Material:
-- -- --

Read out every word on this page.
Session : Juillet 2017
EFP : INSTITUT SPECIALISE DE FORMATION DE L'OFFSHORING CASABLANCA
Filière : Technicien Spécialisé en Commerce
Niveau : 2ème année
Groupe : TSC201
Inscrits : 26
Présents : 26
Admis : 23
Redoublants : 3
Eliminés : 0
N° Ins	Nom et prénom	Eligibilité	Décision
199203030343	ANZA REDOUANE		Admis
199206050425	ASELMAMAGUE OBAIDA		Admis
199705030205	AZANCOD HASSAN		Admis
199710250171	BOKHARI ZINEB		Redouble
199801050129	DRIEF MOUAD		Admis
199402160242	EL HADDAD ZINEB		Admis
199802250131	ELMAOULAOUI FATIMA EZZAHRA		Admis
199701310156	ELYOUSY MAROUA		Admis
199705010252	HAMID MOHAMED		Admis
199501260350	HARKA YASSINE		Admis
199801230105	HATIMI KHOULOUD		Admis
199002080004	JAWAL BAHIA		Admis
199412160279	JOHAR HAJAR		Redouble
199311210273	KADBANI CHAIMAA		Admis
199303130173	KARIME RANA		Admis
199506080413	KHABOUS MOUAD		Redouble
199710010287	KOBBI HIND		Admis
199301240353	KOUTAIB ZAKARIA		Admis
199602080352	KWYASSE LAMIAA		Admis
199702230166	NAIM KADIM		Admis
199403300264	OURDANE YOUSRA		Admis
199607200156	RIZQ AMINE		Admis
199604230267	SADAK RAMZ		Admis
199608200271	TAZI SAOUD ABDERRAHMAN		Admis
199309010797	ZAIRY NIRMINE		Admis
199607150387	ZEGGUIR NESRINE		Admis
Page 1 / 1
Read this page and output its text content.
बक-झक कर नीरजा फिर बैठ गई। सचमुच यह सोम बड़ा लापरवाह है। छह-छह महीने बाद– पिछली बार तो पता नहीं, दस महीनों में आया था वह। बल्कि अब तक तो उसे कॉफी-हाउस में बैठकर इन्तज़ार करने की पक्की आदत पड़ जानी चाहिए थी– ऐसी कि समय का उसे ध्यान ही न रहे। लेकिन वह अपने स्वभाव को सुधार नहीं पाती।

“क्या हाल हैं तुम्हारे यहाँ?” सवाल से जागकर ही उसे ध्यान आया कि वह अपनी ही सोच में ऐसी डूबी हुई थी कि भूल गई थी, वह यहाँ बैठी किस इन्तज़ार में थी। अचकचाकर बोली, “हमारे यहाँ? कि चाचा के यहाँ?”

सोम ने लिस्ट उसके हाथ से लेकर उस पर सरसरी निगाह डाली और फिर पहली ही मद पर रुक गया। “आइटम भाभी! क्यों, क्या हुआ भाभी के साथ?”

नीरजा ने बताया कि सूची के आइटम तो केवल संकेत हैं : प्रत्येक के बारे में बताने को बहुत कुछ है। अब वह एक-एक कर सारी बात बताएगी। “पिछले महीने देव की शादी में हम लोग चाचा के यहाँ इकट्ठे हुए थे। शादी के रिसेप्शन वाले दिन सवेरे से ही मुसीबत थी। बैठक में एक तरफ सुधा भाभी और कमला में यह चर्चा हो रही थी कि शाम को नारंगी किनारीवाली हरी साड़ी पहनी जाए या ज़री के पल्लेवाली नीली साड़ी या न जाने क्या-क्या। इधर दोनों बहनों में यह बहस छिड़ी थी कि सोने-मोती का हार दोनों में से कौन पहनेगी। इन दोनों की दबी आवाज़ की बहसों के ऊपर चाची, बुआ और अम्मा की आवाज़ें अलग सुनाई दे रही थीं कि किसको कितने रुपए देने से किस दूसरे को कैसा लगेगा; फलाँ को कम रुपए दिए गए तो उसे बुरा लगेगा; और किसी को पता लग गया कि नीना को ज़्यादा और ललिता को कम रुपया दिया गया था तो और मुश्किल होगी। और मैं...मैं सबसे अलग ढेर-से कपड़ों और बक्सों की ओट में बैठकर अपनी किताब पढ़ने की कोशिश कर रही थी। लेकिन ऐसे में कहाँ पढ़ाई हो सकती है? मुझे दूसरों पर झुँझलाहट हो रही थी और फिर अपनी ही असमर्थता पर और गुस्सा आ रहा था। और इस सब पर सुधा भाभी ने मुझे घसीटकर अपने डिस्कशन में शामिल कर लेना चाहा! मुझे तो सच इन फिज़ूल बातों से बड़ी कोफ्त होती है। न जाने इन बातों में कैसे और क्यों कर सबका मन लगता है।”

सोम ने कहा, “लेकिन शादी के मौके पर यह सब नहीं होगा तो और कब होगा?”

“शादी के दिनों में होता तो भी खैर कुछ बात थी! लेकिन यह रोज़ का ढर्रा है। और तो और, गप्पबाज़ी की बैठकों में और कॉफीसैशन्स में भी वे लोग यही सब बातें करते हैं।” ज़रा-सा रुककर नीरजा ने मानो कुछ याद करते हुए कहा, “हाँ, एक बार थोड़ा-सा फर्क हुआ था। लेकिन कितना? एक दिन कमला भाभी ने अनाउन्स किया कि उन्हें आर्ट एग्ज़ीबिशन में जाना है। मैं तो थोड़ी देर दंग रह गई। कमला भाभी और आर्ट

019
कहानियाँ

-- -- --

Exercise: Transcribe all of the entries without altering anything.

Solution to this task:
Read out every word on this page.
Session : Juillet 2017
EFP : INSTITUT SPECIALISE DE FORMATION DE L'OFFSHORING CASABLANCA
Filière : Technicien Spécialisé en Commerce
Niveau : 2ème année
Groupe : TSC201
Inscrits : 26
Présents : 26
Admis : 23
Redoublants : 3
Eliminés : 0
N° Ins	Nom et prénom	Eligibilité	Décision
199203030343	ANZA REDOUANE		Admis
199206050425	ASELMAMAGUE OBAIDA		Admis
199705030205	AZANCOD HASSAN		Admis
199710250171	BOKHARI ZINEB		Redouble
199801050129	DRIEF MOUAD		Admis
199402160242	EL HADDAD ZINEB		Admis
199802250131	ELMAOULAOUI FATIMA EZZAHRA		Admis
199701310156	ELYOUSY MAROUA		Admis
199705010252	HAMID MOHAMED		Admis
199501260350	HARKA YASSINE		Admis
199801230105	HATIMI KHOULOUD		Admis
199002080004	JAWAL BAHIA		Admis
199412160279	JOHAR HAJAR		Redouble
199311210273	KADBANI CHAIMAA		Admis
199303130173	KARIME RANA		Admis
199506080413	KHABOUS MOUAD		Redouble
199710010287	KOBBI HIND		Admis
199301240353	KOUTAIB ZAKARIA		Admis
199602080352	KWYASSE LAMIAA		Admis
199702230166	NAIM KADIM		Admis
199403300264	OURDANE YOUSRA		Admis
199607200156	RIZQ AMINE		Admis
199604230267	SADAK RAMZ		Admis
199608200271	TAZI SAOUD ABDERRAHMAN		Admis
199309010797	ZAIRY NIRMINE		Admis
199607150387	ZEGGUIR NESRINE		Admis
Page 1 / 1
Read this page and output its text content.
बक-झक कर नीरजा फिर बैठ गई। सचमुच यह सोम बड़ा लापरवाह है। छह-छह महीने बाद– पिछली बार तो पता नहीं, दस महीनों में आया था वह। बल्कि अब तक तो उसे कॉफी-हाउस में बैठकर इन्तज़ार करने की पक्की आदत पड़ जानी चाहिए थी– ऐसी कि समय का उसे ध्यान ही न रहे। लेकिन वह अपने स्वभाव को सुधार नहीं पाती।

“क्या हाल हैं तुम्हारे यहाँ?” सवाल से जागकर ही उसे ध्यान आया कि वह अपनी ही सोच में ऐसी डूबी हुई थी कि भूल गई थी, वह यहाँ बैठी किस इन्तज़ार में थी। अचकचाकर बोली, “हमारे यहाँ? कि चाचा के यहाँ?”

सोम ने लिस्ट उसके हाथ से लेकर उस पर सरसरी निगाह डाली और फिर पहली ही मद पर रुक गया। “आइटम भाभी! क्यों, क्या हुआ भाभी के साथ?”

नीरजा ने बताया कि सूची के आइटम तो केवल संकेत हैं : प्रत्येक के बारे में बताने को बहुत कुछ है। अब वह एक-एक कर सारी बात बताएगी। “पिछले महीने देव की शादी में हम लोग चाचा के यहाँ इकट्ठे हुए थे। शादी के रिसेप्शन वाले दिन सवेरे से ही मुसीबत थी। बैठक में एक तरफ सुधा भाभी और कमला में यह चर्चा हो रही थी कि शाम को नारंगी किनारीवाली हरी साड़ी पहनी जाए या ज़री के पल्लेवाली नीली साड़ी या न जाने क्या-क्या। इधर दोनों बहनों में यह बहस छिड़ी थी कि सोने-मोती का हार दोनों में से कौन पहनेगी। इन दोनों की दबी आवाज़ की बहसों के ऊपर चाची, बुआ और अम्मा की आवाज़ें अलग सुनाई दे रही थीं कि किसको कितने रुपए देने से किस दूसरे को कैसा लगेगा; फलाँ को कम रुपए दिए गए तो उसे बुरा लगेगा; और किसी को पता लग गया कि नीना को ज़्यादा और ललिता को कम रुपया दिया गया था तो और मुश्किल होगी। और मैं...मैं सबसे अलग ढेर-से कपड़ों और बक्सों की ओट में बैठकर अपनी किताब पढ़ने की कोशिश कर रही थी। लेकिन ऐसे में कहाँ पढ़ाई हो सकती है? मुझे दूसरों पर झुँझलाहट हो रही थी और फिर अपनी ही असमर्थता पर और गुस्सा आ रहा था। और इस सब पर सुधा भाभी ने मुझे घसीटकर अपने डिस्कशन में शामिल कर लेना चाहा! मुझे तो सच इन फिज़ूल बातों से बड़ी कोफ्त होती है। न जाने इन बातों में कैसे और क्यों कर सबका मन लगता है।”

सोम ने कहा, “लेकिन शादी के मौके पर यह सब नहीं होगा तो और कब होगा?”

“शादी के दिनों में होता तो भी खैर कुछ बात थी! लेकिन यह रोज़ का ढर्रा है। और तो और, गप्पबाज़ी की बैठकों में और कॉफीसैशन्स में भी वे लोग यही सब बातें करते हैं।” ज़रा-सा रुककर नीरजा ने मानो कुछ याद करते हुए कहा, “हाँ, एक बार थोड़ा-सा फर्क हुआ था। लेकिन कितना? एक दिन कमला भाभी ने अनाउन्स किया कि उन्हें आर्ट एग्ज़ीबिशन में जाना है। मैं तो थोड़ी देर दंग रह गई। कमला भाभी और आर्ट

019
कहानियाँ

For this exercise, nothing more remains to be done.